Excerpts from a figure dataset

▶

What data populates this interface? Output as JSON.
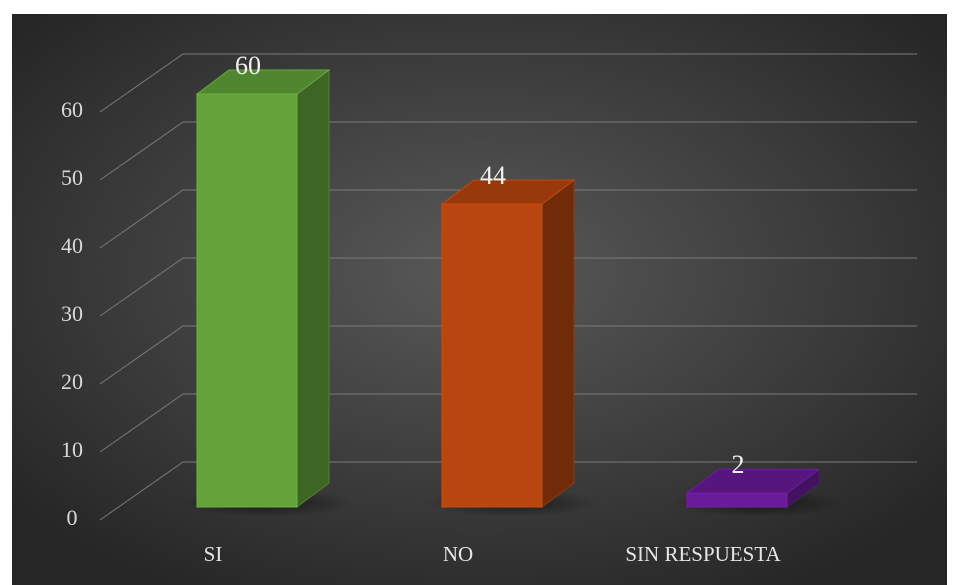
{
  "chart_data": {
    "type": "bar3d",
    "categories": [
      "SI",
      "NO",
      "SIN RESPUESTA"
    ],
    "values": [
      60,
      44,
      2
    ],
    "colors": [
      "#63a33a",
      "#b8460e",
      "#6a1b9a"
    ],
    "ylim": [
      0,
      60
    ],
    "yticks": [
      0,
      10,
      20,
      30,
      40,
      50,
      60
    ],
    "grid": true
  }
}
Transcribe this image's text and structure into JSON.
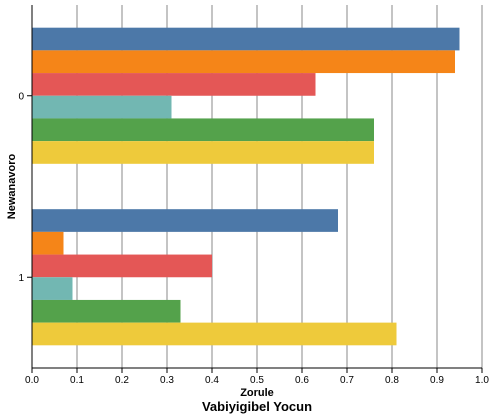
{
  "chart_data": {
    "type": "bar",
    "orientation": "horizontal",
    "title": "Vabiyigibel Yocun",
    "xlabel": "Zorule",
    "ylabel": "Newanavoro",
    "xlim": [
      0,
      1.0
    ],
    "x_ticks": [
      "0.0",
      "0.1",
      "0.2",
      "0.3",
      "0.4",
      "0.5",
      "0.6",
      "0.7",
      "0.8",
      "0.9",
      "1.0"
    ],
    "grid": true,
    "categories": [
      "0",
      "1"
    ],
    "series": [
      {
        "color": "#4c78a8",
        "values": [
          0.95,
          0.68
        ]
      },
      {
        "color": "#f58518",
        "values": [
          0.94,
          0.07
        ]
      },
      {
        "color": "#e45756",
        "values": [
          0.63,
          0.4
        ]
      },
      {
        "color": "#72b7b2",
        "values": [
          0.31,
          0.09
        ]
      },
      {
        "color": "#54a24b",
        "values": [
          0.76,
          0.33
        ]
      },
      {
        "color": "#eeca3b",
        "values": [
          0.76,
          0.81
        ]
      }
    ]
  }
}
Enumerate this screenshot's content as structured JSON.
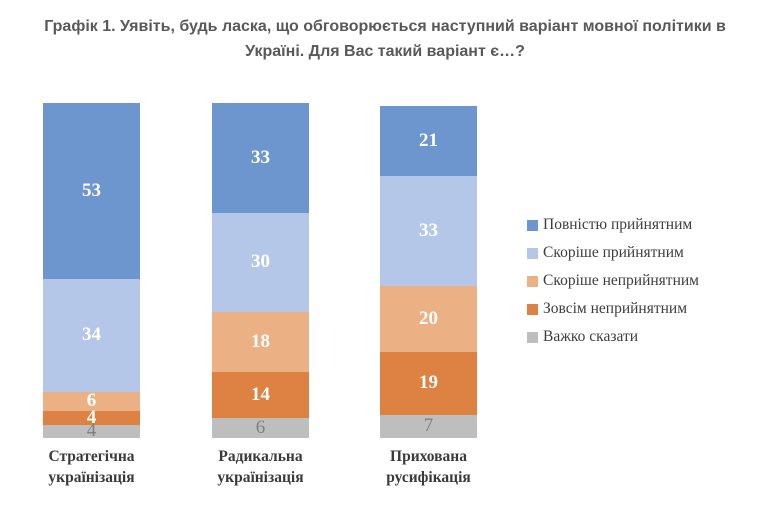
{
  "title": {
    "text": "Графік 1. Уявіть, будь ласка, що обговорюється наступний варіант мовної політики в Україні. Для Вас такий варіант є…?",
    "lines": [
      "Графік 1. Уявіть, будь ласка, що обговорюється наступний варіант мовної політики в",
      "Україні. Для Вас такий варіант є…?"
    ]
  },
  "chart_data": {
    "type": "bar",
    "stacked": true,
    "orientation": "vertical",
    "grid": false,
    "value_labels": true,
    "legend_position": "right",
    "categories": [
      "Стратегічна українізація",
      "Радикальна українізація",
      "Прихована русифікація"
    ],
    "series": [
      {
        "name": "Повністю прийнятним",
        "color": "#6D96CE",
        "label_color": "#FFFFFF",
        "values": [
          53,
          33,
          21
        ]
      },
      {
        "name": "Скоріше прийнятним",
        "color": "#B5C7E8",
        "label_color": "#FFFFFF",
        "values": [
          34,
          30,
          33
        ]
      },
      {
        "name": "Скоріше неприйнятним",
        "color": "#EBB184",
        "label_color": "#FFFFFF",
        "values": [
          6,
          18,
          20
        ]
      },
      {
        "name": "Зовсім неприйнятним",
        "color": "#DE8244",
        "label_color": "#FFFFFF",
        "values": [
          4,
          14,
          19
        ]
      },
      {
        "name": "Важко сказати",
        "color": "#BFBEBE",
        "label_color": "#808080",
        "values": [
          4,
          6,
          7
        ]
      }
    ]
  }
}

◀

Job
The answer should be a single number: the count of lines in the data that include the string "Скоріше".

Exercise solution
2